◆ Given problem ◆
Go through the entries below, tally each line with the string "viene", and give the final number by itself.

(Dataset rows)
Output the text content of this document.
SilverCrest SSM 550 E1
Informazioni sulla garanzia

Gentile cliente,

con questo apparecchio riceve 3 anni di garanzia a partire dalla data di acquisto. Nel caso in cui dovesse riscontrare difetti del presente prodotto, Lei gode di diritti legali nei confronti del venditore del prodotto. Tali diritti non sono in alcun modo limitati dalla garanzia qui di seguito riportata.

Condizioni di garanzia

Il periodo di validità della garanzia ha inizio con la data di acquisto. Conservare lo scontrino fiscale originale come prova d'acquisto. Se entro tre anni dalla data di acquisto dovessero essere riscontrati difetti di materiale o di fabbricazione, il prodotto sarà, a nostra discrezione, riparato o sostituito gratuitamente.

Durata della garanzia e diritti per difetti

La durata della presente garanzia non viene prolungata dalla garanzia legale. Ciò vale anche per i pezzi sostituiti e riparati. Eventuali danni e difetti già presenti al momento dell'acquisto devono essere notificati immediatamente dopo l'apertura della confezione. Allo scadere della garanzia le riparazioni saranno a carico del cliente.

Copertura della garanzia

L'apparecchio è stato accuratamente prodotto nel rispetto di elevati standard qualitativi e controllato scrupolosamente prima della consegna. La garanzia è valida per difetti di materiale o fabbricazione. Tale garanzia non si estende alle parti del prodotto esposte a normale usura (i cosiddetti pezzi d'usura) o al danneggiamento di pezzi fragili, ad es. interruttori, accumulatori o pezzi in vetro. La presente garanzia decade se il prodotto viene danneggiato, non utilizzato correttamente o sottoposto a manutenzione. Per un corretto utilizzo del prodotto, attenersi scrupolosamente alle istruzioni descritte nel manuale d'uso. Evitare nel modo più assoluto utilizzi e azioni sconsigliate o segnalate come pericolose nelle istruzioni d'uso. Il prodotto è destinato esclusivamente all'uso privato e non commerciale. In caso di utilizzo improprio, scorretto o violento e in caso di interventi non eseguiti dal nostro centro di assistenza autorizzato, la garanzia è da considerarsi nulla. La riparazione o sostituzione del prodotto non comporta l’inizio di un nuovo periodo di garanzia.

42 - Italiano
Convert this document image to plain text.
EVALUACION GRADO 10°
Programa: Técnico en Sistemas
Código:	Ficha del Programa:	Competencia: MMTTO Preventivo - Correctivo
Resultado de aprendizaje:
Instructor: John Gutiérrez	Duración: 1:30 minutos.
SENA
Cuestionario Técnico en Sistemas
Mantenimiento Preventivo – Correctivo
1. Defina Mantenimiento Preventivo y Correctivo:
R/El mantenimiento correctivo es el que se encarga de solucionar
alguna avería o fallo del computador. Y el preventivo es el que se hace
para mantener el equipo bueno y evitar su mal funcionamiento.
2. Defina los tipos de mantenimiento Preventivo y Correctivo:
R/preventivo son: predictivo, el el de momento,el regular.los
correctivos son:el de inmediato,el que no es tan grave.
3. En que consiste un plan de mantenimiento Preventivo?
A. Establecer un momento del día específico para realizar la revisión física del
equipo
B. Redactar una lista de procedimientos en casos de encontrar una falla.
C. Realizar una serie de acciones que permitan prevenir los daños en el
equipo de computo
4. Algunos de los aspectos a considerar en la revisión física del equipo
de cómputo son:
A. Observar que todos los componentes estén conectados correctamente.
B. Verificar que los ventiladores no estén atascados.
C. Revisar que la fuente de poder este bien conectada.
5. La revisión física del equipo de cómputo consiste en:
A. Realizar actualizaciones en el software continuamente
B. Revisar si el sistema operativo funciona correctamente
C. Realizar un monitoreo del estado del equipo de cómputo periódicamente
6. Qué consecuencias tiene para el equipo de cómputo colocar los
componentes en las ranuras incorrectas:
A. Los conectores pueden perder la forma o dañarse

◆ Exercise response ◆
2